Copy all of the material word for word, except for the pictures.
─── DATA FOR THE TASK
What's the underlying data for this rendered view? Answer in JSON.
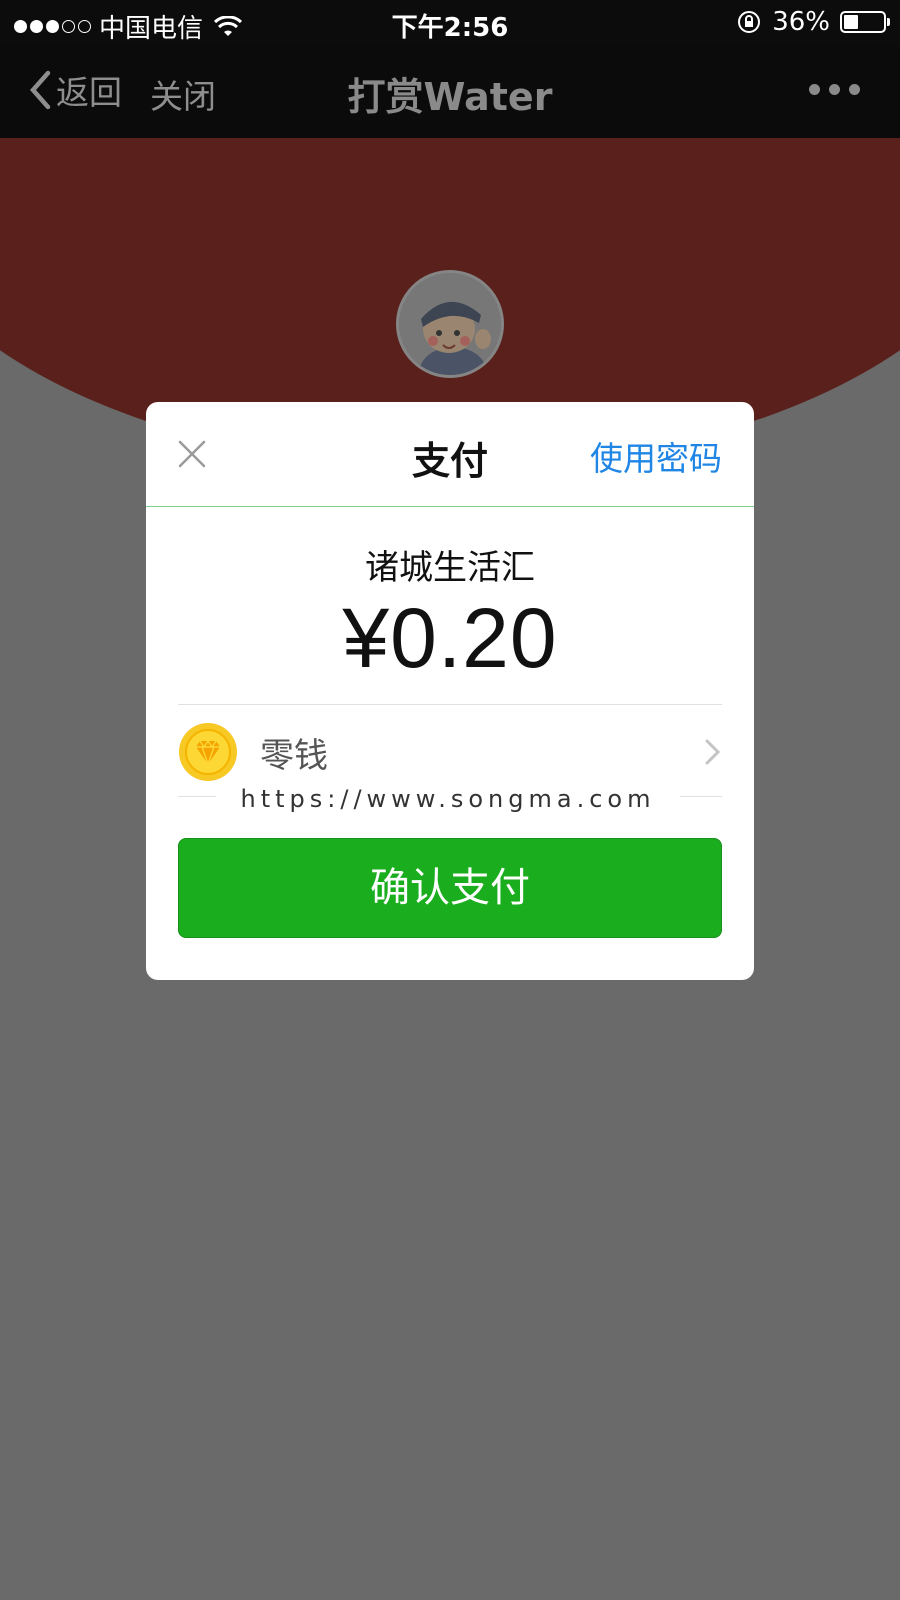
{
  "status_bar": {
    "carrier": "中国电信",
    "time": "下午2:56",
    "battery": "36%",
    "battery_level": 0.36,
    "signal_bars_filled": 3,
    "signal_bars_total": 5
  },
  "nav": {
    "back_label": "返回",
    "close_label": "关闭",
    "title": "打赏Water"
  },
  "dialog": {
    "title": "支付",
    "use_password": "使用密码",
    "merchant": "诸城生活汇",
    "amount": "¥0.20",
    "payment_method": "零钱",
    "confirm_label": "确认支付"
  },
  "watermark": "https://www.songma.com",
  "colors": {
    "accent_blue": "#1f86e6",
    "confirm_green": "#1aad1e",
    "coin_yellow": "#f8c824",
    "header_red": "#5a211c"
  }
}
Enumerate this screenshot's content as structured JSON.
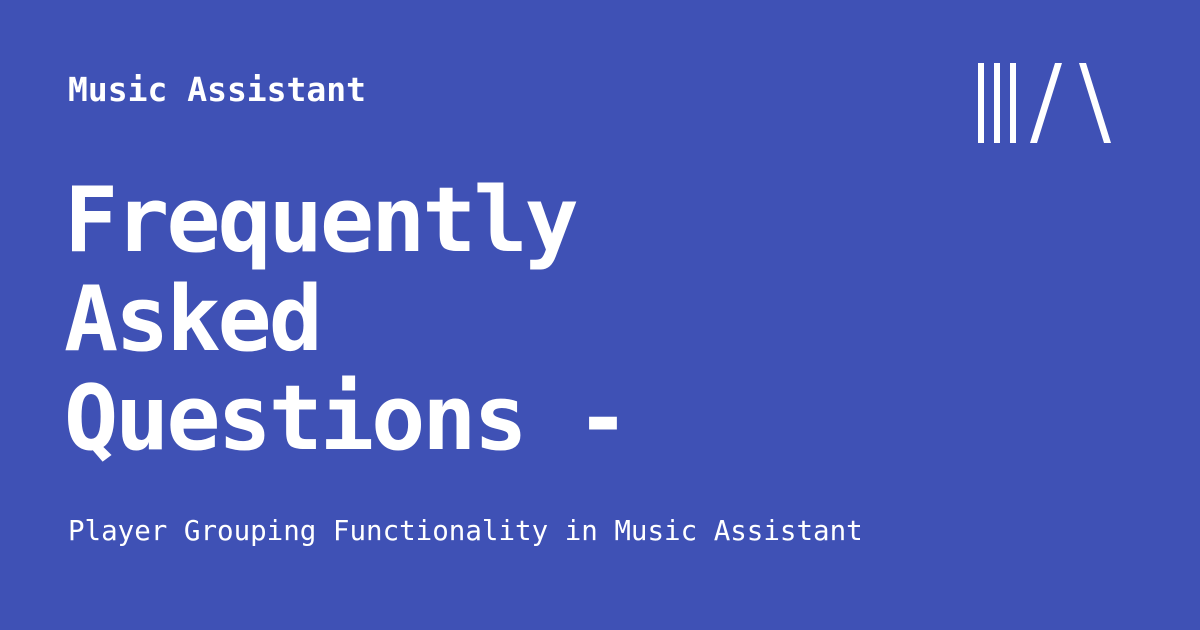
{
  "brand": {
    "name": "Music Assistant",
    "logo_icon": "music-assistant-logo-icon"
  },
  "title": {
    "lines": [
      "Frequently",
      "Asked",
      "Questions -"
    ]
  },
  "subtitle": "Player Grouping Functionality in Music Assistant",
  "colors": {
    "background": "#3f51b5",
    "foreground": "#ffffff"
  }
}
──────
* WRITTEN RESPONSE *
What's the underlying data for this rendered view? Answer in JSON.
{
  "status_bar": {
    "carrier": "中国电信",
    "time": "下午2:56",
    "battery": "36%",
    "battery_level": 0.36,
    "signal_bars_filled": 3,
    "signal_bars_total": 5
  },
  "nav": {
    "back_label": "返回",
    "close_label": "关闭",
    "title": "打赏Water"
  },
  "dialog": {
    "title": "支付",
    "use_password": "使用密码",
    "merchant": "诸城生活汇",
    "amount": "¥0.20",
    "payment_method": "零钱",
    "confirm_label": "确认支付"
  },
  "watermark": "https://www.songma.com",
  "colors": {
    "accent_blue": "#1f86e6",
    "confirm_green": "#1aad1e",
    "coin_yellow": "#f8c824",
    "header_red": "#5a211c"
  }
}
Enumerate this screenshot's content as structured JSON.
{
  "brand": {
    "name": "Music Assistant",
    "logo_icon": "music-assistant-logo-icon"
  },
  "title": {
    "lines": [
      "Frequently",
      "Asked",
      "Questions -"
    ]
  },
  "subtitle": "Player Grouping Functionality in Music Assistant",
  "colors": {
    "background": "#3f51b5",
    "foreground": "#ffffff"
  }
}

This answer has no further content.